§ **SET EXERCISE**: Lines that include the word "AÑOS" are the ones to copy.

§ **LISTED ENTRIES**:

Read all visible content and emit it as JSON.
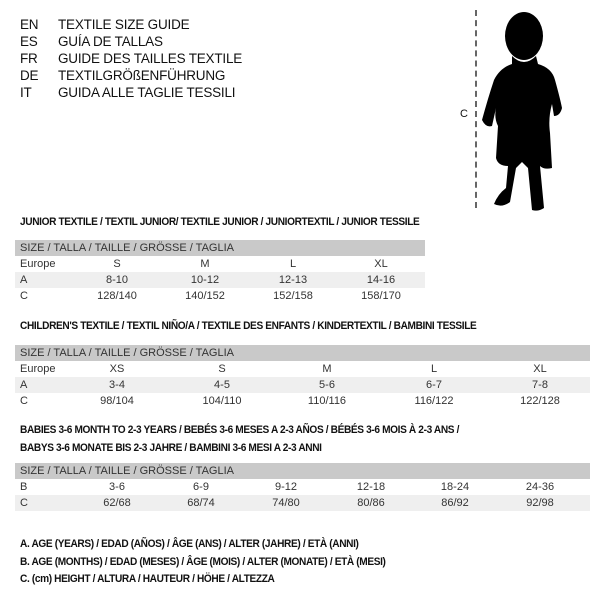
{
  "languages": [
    {
      "code": "EN",
      "text": "TEXTILE SIZE GUIDE"
    },
    {
      "code": "ES",
      "text": "GUÍA DE TALLAS"
    },
    {
      "code": "FR",
      "text": "GUIDE DES TAILLES TEXTILE"
    },
    {
      "code": "DE",
      "text": "TEXTILGRÖßENFÜHRUNG"
    },
    {
      "code": "IT",
      "text": "GUIDA ALLE TAGLIE TESSILI"
    }
  ],
  "figure": {
    "measure_label": "C",
    "icon": "baby-silhouette"
  },
  "junior": {
    "title": "JUNIOR TEXTILE / TEXTIL JUNIOR/ TEXTILE JUNIOR / JUNIORTEXTIL / JUNIOR TESSILE",
    "header": "SIZE / TALLA / TAILLE / GRÖSSE / TAGLIA",
    "rows": [
      {
        "label": "Europe",
        "values": [
          "S",
          "M",
          "L",
          "XL"
        ]
      },
      {
        "label": "A",
        "values": [
          "8-10",
          "10-12",
          "12-13",
          "14-16"
        ]
      },
      {
        "label": "C",
        "values": [
          "128/140",
          "140/152",
          "152/158",
          "158/170"
        ]
      }
    ]
  },
  "children": {
    "title": "CHILDREN'S TEXTILE / TEXTIL NIÑO/A / TEXTILE DES ENFANTS / KINDERTEXTIL / BAMBINI TESSILE",
    "header": "SIZE / TALLA / TAILLE / GRÖSSE / TAGLIA",
    "rows": [
      {
        "label": "Europe",
        "values": [
          "XS",
          "S",
          "M",
          "L",
          "XL"
        ]
      },
      {
        "label": "A",
        "values": [
          "3-4",
          "4-5",
          "5-6",
          "6-7",
          "7-8"
        ]
      },
      {
        "label": "C",
        "values": [
          "98/104",
          "104/110",
          "110/116",
          "116/122",
          "122/128"
        ]
      }
    ]
  },
  "babies": {
    "title_line1": "BABIES 3-6 MONTH TO 2-3 YEARS / BEBÉS 3-6 MESES A 2-3 AÑOS / BÉBÉS 3-6 MOIS À 2-3 ANS /",
    "title_line2": "BABYS 3-6 MONATE BIS 2-3 JAHRE / BAMBINI 3-6 MESI A 2-3 ANNI",
    "header": "SIZE / TALLA / TAILLE / GRÖSSE / TAGLIA",
    "rows": [
      {
        "label": "B",
        "values": [
          "3-6",
          "6-9",
          "9-12",
          "12-18",
          "18-24",
          "24-36"
        ]
      },
      {
        "label": "C",
        "values": [
          "62/68",
          "68/74",
          "74/80",
          "80/86",
          "86/92",
          "92/98"
        ]
      }
    ]
  },
  "legend": [
    "A. AGE (YEARS) / EDAD (AÑOS) / ÂGE (ANS) / ALTER (JAHRE) / ETÀ (ANNI)",
    "B. AGE (MONTHS) / EDAD (MESES) / ÂGE (MOIS) / ALTER (MONATE) / ETÀ (MESI)",
    "C. (cm) HEIGHT / ALTURA / HAUTEUR / HÖHE / ALTEZZA"
  ]
}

§ **EXERCISE RESPONSE**:
    "title_line1": "BABIES 3-6 MONTH TO 2-3 YEARS / BEBÉS 3-6 MESES A 2-3 AÑOS / BÉBÉS 3-6 MOIS À 2-3 ANS /",
    "A. AGE (YEARS) / EDAD (AÑOS) / ÂGE (ANS) / ALTER (JAHRE) / ETÀ (ANNI)",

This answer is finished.